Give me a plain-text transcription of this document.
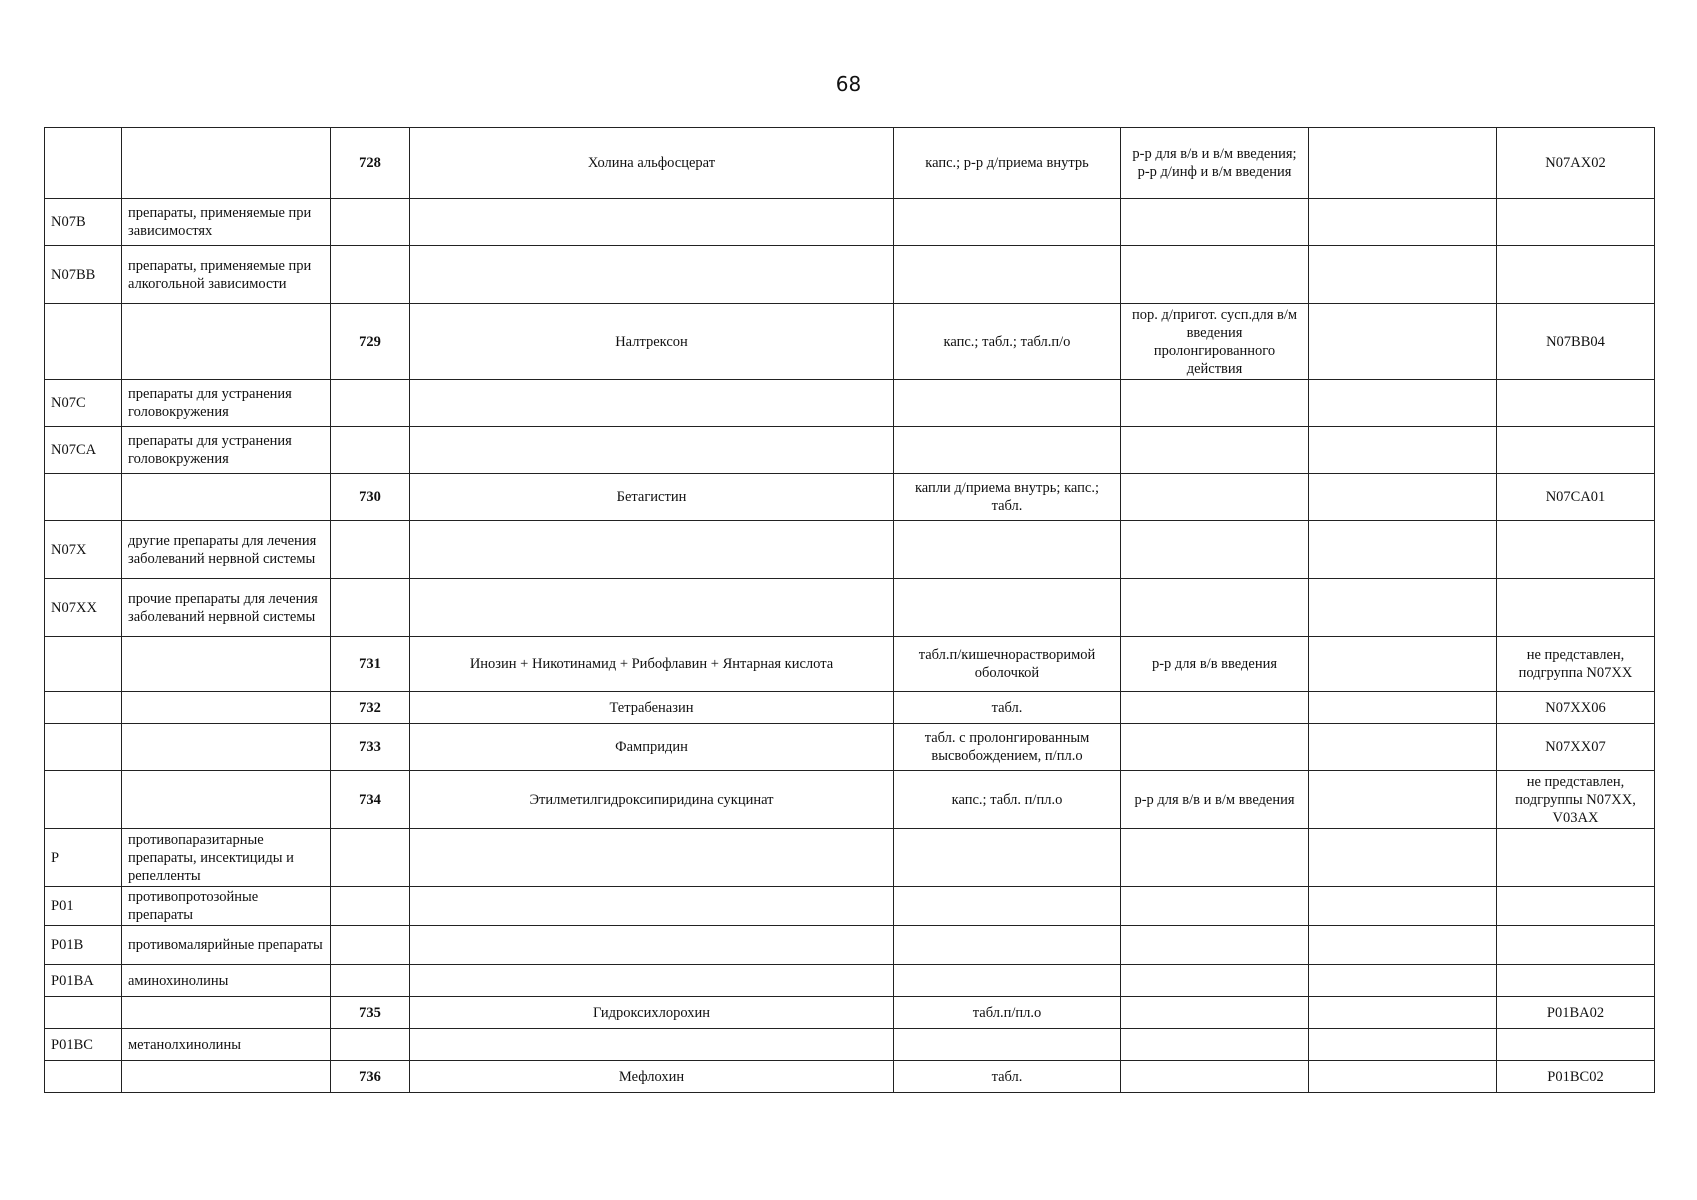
68
		728	Холина альфосцерат	капс.; р-р д/приема внутрь	р-р для в/в и в/м введения; р-р д/инф и в/м введения		N07AX02
N07B	препараты, применяемые при зависимостях						
N07BB	препараты, применяемые при алкогольной зависимости						
		729	Налтрексон	капс.; табл.; табл.п/о	пор. д/пригот. сусп.для в/м введения пролонгированного действия		N07BB04
N07C	препараты для устранения головокружения						
N07CA	препараты для устранения головокружения						
		730	Бетагистин	капли д/приема внутрь; капс.; табл.			N07CA01
N07X	другие препараты для лечения заболеваний нервной системы						
N07XX	прочие препараты для лечения заболеваний нервной системы						
		731	Инозин + Никотинамид + Рибофлавин + Янтарная кислота	табл.п/кишечнорастворимой оболочкой	р-р для в/в введения		не представлен, подгруппа N07XX
		732	Тетрабеназин	табл.			N07XX06
		733	Фампридин	табл. с пролонгированным высвобождением, п/пл.о			N07XX07
		734	Этилметилгидроксипиридина сукцинат	капс.; табл. п/пл.о	р-р для в/в и в/м введения		не представлен, подгруппы N07XX, V03AX
P	противопаразитарные препараты, инсектициды и репелленты						
P01	противопротозойные препараты						
P01B	противомалярийные препараты						
P01BA	аминохинолины						
		735	Гидроксихлорохин	табл.п/пл.о			P01BA02
P01BC	метанолхинолины						
		736	Мефлохин	табл.			P01BC02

### What is required
Looking at the data above, show all lines where the word "заболеваний" occurs.

### The output
N07X	другие препараты для лечения заболеваний нервной системы						
N07XX	прочие препараты для лечения заболеваний нервной системы						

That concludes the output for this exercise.